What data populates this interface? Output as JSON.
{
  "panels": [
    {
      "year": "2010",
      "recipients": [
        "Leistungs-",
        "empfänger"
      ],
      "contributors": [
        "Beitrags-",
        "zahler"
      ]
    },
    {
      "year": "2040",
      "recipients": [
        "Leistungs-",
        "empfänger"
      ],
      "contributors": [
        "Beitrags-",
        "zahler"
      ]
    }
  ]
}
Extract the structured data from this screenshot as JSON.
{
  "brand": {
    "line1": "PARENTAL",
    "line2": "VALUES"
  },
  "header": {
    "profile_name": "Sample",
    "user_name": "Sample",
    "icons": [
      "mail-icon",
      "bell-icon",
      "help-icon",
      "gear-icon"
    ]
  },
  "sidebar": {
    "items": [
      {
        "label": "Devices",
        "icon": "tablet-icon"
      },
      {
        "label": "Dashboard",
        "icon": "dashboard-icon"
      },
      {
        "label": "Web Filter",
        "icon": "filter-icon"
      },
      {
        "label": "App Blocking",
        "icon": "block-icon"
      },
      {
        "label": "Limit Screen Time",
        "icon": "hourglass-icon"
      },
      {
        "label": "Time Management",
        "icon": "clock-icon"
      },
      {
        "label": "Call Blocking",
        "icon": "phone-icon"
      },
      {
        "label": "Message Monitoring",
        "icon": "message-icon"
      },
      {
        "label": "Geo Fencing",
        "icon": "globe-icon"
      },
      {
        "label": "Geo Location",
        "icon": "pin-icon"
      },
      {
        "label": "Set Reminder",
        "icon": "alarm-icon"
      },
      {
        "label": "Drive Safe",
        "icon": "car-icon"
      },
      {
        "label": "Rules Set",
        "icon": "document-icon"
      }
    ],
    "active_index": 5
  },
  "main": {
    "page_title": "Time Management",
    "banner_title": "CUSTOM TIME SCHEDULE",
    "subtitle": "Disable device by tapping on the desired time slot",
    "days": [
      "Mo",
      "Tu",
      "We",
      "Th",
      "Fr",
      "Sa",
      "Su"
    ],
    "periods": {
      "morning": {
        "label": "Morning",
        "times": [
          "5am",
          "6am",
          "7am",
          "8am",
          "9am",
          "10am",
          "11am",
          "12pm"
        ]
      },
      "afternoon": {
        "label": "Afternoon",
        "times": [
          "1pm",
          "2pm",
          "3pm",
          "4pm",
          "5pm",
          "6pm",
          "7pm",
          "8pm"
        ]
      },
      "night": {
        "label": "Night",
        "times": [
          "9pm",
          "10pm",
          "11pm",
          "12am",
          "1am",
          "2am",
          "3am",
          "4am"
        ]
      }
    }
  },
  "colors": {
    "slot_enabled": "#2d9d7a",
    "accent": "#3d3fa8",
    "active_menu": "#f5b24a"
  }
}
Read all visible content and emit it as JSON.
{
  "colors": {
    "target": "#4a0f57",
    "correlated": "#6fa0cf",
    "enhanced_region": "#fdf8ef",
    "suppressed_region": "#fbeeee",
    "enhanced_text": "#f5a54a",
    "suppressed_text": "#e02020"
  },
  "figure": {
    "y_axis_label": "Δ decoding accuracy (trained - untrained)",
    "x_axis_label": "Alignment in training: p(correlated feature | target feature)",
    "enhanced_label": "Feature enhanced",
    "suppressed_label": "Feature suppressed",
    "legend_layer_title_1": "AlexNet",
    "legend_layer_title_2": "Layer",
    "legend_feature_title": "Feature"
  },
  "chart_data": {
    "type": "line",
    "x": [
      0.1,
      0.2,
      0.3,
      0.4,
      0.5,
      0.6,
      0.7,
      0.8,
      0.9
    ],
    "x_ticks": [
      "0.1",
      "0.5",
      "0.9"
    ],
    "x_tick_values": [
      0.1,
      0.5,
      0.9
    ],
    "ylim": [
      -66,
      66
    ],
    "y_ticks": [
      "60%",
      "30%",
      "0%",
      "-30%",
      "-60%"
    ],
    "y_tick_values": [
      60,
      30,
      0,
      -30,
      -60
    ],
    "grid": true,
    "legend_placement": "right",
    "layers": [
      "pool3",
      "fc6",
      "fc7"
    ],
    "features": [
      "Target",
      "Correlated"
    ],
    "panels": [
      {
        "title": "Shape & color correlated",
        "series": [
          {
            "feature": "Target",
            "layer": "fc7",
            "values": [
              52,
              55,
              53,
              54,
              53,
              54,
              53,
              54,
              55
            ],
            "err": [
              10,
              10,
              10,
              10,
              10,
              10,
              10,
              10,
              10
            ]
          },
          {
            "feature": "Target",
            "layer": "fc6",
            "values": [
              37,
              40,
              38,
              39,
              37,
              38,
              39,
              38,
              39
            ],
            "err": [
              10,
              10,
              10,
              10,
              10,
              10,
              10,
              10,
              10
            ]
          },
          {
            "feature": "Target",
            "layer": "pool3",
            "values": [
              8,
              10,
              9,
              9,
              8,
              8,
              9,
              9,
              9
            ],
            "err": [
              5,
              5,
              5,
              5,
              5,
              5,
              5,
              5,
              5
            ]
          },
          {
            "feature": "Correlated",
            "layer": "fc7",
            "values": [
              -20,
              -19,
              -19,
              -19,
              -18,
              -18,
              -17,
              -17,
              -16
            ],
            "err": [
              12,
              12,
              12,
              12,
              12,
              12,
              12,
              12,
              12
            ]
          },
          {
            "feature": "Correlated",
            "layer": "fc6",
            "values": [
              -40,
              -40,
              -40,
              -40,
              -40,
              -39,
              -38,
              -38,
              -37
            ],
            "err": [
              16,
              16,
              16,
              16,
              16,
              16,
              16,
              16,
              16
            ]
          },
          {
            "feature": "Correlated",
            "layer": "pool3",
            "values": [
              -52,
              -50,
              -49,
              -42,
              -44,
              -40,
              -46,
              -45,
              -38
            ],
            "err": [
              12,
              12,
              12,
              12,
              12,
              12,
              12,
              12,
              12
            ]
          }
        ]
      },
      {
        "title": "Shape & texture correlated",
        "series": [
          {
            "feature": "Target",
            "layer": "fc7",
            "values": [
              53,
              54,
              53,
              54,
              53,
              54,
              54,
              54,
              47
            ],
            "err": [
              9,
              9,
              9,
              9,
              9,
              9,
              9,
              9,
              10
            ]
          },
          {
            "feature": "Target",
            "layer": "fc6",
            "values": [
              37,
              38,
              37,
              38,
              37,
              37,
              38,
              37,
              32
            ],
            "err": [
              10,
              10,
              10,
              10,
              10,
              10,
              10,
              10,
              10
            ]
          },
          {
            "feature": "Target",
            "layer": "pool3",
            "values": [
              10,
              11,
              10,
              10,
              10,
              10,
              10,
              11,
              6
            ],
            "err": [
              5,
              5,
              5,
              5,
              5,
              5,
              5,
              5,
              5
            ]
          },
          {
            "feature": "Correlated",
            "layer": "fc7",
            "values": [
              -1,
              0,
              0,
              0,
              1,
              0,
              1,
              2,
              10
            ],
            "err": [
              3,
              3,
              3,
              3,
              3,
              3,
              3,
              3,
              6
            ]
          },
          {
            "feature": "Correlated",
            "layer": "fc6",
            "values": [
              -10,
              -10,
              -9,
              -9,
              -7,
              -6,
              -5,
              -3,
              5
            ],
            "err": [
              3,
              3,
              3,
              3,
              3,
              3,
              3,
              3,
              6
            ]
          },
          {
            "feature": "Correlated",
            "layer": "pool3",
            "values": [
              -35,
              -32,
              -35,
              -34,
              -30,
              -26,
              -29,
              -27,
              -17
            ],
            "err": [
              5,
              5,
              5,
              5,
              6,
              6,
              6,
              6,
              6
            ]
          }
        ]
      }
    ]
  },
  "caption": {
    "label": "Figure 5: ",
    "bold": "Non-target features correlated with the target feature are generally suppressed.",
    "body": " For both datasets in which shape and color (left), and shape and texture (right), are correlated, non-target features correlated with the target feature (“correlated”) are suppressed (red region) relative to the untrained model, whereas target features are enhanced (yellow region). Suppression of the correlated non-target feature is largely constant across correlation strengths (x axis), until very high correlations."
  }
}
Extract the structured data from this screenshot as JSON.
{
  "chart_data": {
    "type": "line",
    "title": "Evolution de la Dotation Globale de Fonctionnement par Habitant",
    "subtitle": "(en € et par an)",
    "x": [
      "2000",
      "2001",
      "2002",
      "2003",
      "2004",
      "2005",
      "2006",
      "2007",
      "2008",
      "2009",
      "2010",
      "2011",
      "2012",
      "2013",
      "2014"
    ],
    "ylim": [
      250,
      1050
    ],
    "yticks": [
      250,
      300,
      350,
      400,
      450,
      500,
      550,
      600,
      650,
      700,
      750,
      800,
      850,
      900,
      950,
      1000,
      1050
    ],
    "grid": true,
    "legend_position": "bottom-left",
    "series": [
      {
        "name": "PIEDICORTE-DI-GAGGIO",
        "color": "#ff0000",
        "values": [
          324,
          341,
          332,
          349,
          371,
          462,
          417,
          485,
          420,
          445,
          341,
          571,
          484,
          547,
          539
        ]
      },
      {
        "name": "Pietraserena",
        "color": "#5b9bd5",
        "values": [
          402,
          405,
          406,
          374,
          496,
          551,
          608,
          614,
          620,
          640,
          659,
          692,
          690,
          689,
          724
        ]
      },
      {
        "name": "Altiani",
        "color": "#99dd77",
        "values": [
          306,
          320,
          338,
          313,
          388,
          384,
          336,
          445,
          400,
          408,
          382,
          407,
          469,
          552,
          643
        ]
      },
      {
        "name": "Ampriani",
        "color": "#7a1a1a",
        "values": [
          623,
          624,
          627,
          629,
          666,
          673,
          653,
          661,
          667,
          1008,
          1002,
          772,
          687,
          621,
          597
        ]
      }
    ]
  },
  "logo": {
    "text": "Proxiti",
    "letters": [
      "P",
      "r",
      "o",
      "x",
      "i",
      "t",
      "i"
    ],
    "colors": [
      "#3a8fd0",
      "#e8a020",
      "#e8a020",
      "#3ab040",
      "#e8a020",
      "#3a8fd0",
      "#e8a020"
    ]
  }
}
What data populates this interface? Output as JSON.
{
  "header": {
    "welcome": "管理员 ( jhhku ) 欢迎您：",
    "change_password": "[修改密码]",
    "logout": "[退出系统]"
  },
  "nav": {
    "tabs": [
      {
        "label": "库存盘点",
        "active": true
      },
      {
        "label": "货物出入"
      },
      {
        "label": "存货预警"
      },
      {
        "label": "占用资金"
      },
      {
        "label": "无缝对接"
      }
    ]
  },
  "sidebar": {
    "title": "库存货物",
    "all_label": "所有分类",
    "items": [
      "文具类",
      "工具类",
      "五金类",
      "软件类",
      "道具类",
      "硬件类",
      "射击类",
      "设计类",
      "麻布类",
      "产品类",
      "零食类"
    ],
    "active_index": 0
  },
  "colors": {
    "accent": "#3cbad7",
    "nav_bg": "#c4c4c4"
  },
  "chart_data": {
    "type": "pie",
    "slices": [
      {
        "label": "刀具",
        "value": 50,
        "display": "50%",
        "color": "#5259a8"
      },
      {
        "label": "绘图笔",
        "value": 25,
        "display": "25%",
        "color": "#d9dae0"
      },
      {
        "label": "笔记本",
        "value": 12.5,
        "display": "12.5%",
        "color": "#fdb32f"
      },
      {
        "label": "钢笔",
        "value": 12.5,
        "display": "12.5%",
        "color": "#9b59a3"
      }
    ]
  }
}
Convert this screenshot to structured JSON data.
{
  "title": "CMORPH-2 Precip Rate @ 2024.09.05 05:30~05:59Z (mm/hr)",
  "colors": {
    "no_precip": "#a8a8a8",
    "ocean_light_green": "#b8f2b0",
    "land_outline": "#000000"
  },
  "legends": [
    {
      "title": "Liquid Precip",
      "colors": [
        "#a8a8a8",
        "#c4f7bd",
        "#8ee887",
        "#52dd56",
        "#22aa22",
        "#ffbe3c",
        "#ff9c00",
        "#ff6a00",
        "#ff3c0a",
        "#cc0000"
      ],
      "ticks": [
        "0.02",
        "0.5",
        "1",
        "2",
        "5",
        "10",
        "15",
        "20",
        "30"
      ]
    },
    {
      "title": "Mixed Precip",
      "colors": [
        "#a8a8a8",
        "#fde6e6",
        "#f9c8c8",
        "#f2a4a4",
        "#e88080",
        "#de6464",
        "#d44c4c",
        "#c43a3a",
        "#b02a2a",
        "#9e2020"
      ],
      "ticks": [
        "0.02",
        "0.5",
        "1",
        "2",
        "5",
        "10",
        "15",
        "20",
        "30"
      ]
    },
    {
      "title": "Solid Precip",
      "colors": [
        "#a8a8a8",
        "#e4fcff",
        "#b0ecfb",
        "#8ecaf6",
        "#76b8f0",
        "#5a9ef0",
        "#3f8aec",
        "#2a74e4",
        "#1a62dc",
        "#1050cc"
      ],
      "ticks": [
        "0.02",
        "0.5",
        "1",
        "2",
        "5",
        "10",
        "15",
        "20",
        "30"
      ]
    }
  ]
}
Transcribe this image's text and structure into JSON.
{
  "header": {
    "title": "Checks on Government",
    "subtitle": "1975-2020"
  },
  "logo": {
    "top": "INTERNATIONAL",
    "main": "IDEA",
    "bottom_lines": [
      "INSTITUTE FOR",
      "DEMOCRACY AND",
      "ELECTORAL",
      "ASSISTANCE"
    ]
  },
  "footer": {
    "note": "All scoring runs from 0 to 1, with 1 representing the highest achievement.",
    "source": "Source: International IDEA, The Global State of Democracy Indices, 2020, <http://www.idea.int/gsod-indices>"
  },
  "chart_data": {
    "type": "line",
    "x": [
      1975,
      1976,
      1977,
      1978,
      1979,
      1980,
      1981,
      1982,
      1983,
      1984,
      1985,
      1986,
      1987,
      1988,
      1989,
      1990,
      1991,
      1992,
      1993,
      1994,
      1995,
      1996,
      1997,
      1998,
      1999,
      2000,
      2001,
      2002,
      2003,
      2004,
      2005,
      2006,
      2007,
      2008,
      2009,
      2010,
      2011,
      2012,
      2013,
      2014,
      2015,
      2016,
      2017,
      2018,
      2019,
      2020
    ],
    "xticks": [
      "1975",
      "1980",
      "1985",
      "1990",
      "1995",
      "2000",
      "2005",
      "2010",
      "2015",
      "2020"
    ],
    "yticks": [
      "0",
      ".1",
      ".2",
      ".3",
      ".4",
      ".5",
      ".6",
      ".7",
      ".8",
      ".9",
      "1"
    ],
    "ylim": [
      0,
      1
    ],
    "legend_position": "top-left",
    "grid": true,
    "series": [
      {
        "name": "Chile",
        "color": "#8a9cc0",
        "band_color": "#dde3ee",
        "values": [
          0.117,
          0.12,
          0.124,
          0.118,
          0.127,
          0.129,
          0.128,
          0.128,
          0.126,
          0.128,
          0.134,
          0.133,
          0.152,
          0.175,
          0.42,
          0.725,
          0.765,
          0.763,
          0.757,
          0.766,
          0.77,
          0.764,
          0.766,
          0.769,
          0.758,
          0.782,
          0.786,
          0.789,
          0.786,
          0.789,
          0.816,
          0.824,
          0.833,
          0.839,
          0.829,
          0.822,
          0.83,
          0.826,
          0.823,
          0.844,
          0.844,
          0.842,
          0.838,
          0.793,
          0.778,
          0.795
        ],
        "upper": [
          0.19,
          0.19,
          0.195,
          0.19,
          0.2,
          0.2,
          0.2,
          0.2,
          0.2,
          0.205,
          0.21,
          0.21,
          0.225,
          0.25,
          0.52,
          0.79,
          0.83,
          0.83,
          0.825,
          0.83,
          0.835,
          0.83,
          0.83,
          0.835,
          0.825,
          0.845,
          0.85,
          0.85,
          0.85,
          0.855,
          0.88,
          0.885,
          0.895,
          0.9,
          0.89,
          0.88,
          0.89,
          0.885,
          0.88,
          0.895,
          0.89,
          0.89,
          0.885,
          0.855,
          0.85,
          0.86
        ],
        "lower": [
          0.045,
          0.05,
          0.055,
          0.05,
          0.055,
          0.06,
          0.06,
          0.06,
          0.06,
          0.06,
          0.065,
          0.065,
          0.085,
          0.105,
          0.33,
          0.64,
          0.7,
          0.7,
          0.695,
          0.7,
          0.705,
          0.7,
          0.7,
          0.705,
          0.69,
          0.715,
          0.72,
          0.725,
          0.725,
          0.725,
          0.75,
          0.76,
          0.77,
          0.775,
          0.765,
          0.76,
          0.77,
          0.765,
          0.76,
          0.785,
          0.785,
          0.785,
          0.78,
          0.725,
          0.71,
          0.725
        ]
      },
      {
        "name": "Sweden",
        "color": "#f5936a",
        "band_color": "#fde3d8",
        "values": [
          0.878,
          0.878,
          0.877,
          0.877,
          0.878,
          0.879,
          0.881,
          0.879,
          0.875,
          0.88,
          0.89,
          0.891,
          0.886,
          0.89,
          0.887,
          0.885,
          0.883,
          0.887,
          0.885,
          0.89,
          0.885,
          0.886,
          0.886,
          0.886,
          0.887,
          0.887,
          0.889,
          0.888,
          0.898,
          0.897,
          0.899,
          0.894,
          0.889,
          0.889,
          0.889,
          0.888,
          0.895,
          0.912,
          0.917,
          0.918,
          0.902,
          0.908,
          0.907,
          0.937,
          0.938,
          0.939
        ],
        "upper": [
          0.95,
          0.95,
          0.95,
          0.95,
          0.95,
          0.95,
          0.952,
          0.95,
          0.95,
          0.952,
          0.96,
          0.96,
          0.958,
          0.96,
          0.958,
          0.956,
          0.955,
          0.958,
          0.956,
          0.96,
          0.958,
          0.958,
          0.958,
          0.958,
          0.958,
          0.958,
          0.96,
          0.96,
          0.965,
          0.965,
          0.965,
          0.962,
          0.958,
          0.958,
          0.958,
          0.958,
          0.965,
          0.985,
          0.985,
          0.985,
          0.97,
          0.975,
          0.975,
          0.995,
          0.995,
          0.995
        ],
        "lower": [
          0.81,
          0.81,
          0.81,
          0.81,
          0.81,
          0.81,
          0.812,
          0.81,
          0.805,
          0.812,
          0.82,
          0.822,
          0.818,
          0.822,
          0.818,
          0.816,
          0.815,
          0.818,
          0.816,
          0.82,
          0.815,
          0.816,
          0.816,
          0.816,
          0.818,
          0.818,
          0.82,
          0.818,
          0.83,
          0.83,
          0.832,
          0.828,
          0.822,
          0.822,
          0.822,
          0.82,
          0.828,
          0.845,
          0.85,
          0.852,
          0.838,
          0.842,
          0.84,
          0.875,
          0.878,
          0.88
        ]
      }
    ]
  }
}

------------------------------------

▸ Task to carry out: Show all lines from the data above in which the word "left" appears.

▸ Answer to this problem:
    "body": " For both datasets in which shape and color (left), and shape and texture (right), are correlated, non-target features correlated with the target feature (“correlated”) are suppressed (red region) relative to the untrained model, whereas target features are enhanced (yellow region). Suppression of the correlated non-target feature is largely constant across correlation strengths (x axis), until very high correlations."
    "legend_position": "bottom-left",
    "legend_position": "top-left",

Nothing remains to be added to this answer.